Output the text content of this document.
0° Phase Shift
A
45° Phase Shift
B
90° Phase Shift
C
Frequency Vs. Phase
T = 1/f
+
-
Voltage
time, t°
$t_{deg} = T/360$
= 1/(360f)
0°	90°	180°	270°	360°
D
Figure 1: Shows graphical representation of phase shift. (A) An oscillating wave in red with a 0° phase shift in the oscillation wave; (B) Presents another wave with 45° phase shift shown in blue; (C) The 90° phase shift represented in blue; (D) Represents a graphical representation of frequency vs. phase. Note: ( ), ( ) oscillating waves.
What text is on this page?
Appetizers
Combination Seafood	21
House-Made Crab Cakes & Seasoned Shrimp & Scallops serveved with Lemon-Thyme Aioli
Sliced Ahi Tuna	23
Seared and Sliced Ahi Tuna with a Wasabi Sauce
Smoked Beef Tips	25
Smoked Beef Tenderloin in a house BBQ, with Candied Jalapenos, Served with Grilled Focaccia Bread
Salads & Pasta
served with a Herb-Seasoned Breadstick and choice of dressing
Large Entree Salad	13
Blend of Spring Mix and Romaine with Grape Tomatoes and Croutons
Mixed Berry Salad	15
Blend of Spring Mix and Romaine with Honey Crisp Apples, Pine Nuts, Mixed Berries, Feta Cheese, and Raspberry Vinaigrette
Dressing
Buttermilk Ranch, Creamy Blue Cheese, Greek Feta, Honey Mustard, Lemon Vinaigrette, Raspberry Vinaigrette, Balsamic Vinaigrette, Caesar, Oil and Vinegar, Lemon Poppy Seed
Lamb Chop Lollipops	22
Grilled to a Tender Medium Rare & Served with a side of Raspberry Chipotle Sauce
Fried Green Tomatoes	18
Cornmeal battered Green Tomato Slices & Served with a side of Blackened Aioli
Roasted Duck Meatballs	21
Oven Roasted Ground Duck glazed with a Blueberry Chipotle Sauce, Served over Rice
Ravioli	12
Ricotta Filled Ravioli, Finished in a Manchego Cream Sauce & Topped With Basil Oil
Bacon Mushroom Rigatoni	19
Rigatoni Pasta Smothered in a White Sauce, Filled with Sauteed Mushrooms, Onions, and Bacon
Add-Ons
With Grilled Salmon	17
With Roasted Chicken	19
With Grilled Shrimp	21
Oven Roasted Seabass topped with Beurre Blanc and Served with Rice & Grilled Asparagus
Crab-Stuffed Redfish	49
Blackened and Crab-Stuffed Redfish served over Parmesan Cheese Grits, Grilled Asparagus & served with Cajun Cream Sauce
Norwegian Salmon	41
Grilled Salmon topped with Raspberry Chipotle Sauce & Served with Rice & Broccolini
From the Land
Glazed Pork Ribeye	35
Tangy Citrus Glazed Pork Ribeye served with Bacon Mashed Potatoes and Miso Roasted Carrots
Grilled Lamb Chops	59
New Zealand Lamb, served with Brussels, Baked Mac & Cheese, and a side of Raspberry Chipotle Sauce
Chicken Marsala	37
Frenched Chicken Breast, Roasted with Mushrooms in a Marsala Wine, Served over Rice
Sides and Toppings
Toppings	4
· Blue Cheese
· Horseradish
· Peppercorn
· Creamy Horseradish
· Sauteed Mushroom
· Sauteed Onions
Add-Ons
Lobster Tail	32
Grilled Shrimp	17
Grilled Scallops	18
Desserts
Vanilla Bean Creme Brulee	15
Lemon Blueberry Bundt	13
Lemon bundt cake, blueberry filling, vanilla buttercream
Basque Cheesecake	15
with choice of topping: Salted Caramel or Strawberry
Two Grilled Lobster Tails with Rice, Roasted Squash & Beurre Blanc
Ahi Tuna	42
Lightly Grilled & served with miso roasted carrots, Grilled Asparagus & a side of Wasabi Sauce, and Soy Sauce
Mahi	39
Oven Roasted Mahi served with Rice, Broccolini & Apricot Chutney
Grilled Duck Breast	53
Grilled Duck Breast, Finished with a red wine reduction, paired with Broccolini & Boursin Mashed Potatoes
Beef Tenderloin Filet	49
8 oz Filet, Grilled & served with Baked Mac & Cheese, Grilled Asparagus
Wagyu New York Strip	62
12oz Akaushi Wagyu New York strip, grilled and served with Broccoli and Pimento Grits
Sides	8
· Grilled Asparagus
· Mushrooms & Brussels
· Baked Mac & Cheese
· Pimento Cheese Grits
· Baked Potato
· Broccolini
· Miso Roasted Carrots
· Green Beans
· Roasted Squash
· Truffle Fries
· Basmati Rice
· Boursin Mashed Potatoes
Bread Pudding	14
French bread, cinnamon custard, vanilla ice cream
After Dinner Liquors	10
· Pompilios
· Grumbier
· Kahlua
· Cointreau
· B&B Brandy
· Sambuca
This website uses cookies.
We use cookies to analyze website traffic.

- Problem to work on
Locate all lines in the listing above with the word "Pasta" and copy them.

- Correct result
Salads & Pasta
Rigatoni Pasta Smothered in a White Sauce, Filled with Sauteed Mushrooms, Onions, and Bacon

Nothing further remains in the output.